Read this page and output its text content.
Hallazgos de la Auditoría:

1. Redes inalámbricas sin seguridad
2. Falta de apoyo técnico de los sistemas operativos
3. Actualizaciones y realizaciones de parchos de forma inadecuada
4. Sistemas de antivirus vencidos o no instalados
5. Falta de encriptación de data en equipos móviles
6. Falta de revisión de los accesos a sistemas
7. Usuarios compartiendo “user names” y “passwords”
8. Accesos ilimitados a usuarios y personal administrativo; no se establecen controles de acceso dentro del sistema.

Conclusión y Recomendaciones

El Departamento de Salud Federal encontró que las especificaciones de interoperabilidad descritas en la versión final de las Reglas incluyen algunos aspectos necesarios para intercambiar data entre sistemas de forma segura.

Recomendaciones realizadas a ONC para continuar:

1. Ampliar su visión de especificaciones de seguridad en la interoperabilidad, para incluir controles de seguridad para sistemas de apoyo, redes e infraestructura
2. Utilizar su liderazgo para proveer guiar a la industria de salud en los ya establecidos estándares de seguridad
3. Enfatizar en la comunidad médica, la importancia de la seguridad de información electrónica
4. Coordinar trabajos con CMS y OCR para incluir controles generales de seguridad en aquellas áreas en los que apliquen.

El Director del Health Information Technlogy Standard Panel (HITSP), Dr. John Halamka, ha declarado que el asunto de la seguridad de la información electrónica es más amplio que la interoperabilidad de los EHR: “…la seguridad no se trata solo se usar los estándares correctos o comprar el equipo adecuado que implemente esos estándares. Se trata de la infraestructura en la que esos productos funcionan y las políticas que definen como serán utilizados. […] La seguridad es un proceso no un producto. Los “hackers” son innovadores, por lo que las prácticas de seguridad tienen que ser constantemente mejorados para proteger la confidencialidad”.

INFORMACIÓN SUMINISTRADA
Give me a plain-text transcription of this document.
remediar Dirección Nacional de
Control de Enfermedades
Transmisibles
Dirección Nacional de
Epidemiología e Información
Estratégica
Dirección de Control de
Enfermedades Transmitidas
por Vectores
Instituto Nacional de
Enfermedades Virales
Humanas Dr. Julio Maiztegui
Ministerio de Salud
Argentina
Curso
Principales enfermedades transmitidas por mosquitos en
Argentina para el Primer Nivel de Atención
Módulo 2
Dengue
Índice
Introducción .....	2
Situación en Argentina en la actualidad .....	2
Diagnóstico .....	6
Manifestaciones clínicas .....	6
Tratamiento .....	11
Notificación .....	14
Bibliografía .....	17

---

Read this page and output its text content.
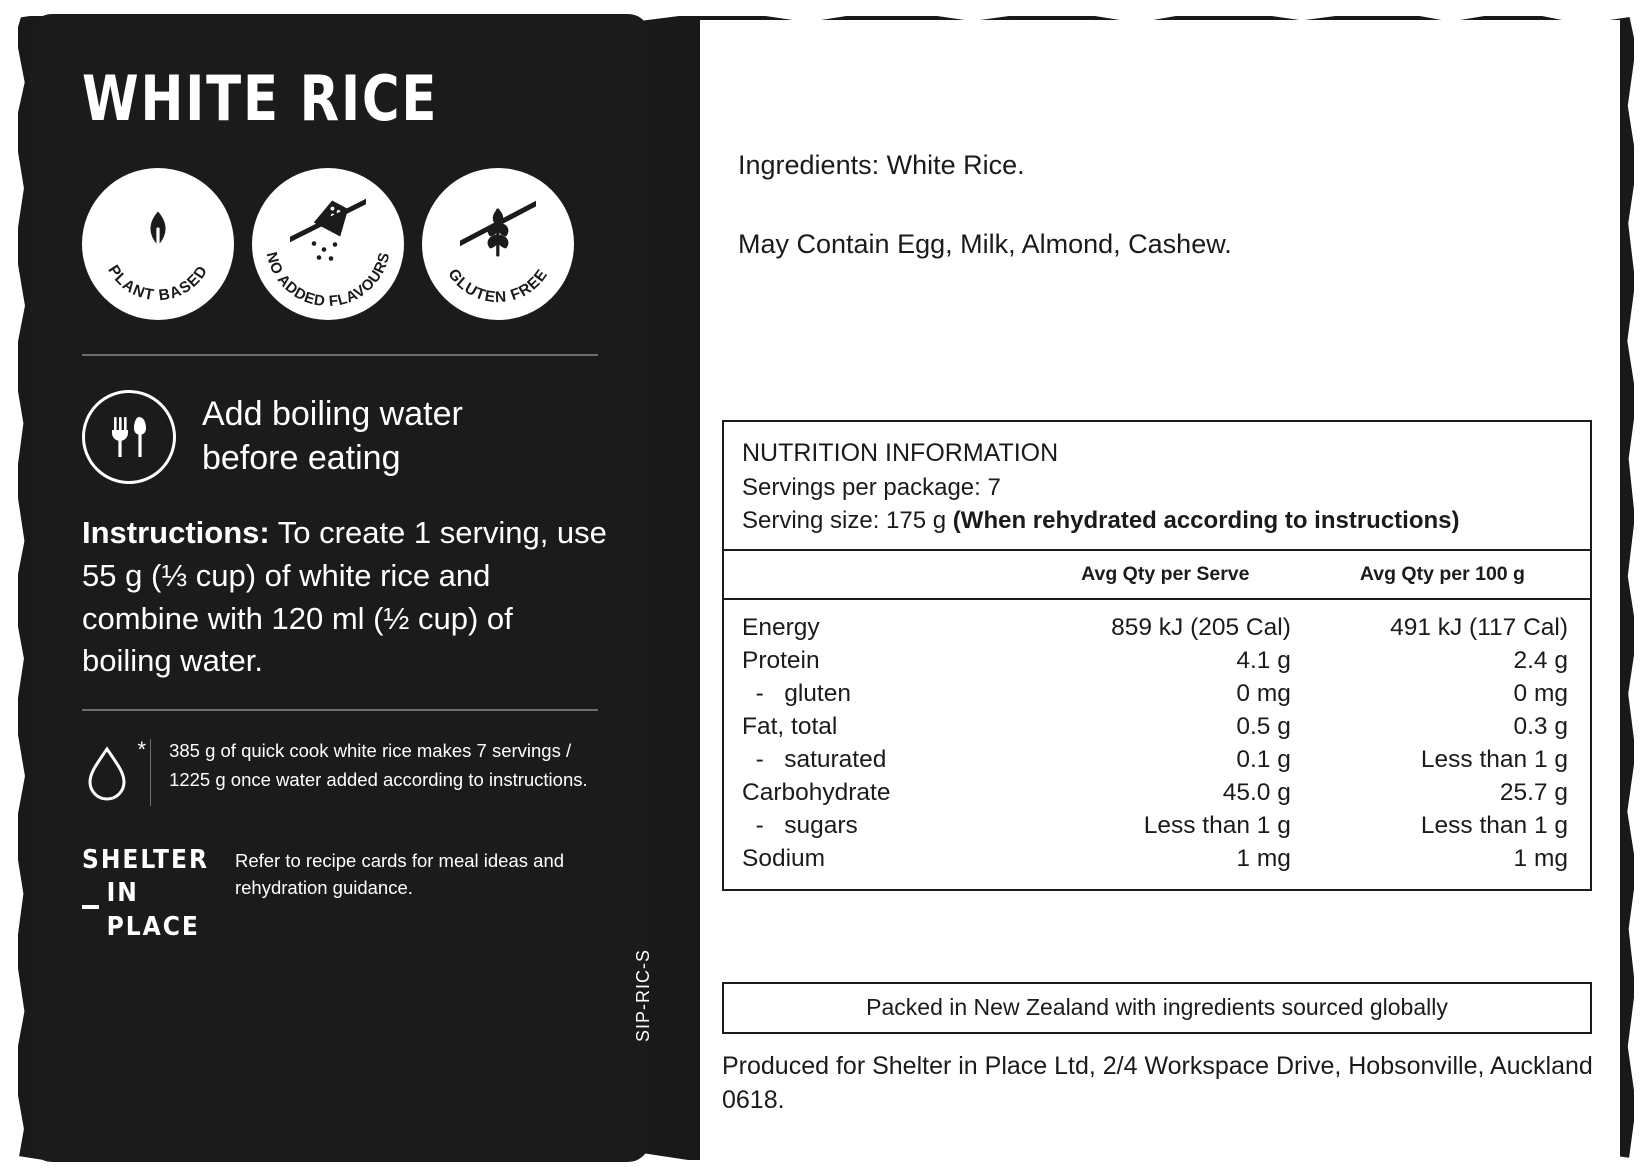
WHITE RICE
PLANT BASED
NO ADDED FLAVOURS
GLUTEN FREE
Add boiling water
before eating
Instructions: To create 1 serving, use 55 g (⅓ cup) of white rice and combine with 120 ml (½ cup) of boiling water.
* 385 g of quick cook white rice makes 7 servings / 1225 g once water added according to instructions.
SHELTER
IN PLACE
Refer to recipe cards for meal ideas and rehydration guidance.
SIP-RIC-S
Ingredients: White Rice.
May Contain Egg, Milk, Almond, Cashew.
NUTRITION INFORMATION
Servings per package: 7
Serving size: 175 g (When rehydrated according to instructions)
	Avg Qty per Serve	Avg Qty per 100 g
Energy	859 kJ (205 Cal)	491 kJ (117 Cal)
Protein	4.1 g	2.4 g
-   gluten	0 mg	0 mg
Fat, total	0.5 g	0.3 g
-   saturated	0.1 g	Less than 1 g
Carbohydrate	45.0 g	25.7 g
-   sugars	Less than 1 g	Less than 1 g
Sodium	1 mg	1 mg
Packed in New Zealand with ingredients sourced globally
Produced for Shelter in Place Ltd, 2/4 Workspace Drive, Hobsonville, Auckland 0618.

* * *

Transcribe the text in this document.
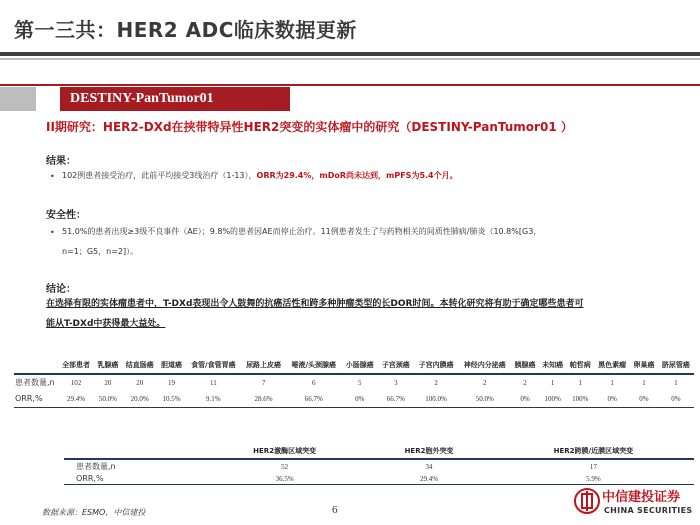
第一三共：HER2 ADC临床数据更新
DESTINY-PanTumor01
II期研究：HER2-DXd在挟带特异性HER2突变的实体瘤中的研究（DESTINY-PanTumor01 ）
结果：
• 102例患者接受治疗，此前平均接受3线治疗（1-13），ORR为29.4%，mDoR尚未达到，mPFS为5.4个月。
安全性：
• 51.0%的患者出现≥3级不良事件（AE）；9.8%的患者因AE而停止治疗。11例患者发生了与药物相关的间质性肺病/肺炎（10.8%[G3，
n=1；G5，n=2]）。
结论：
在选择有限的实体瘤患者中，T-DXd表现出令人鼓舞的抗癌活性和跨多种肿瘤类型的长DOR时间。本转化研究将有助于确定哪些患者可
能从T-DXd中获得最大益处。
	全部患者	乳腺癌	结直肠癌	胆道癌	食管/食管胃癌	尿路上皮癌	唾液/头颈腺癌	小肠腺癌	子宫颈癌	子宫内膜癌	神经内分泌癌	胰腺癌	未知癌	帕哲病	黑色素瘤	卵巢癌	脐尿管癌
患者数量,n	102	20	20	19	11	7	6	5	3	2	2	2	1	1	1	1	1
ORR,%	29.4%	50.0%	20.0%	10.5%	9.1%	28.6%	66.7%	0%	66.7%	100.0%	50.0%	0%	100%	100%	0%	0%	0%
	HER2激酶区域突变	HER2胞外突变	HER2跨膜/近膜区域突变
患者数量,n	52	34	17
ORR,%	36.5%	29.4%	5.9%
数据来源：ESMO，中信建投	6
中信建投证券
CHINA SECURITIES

• [EXERCISE BRIEF]
Go through the material above and count the lines that contain "document"; answer with the number alone.

• [TASK ANSWER]
2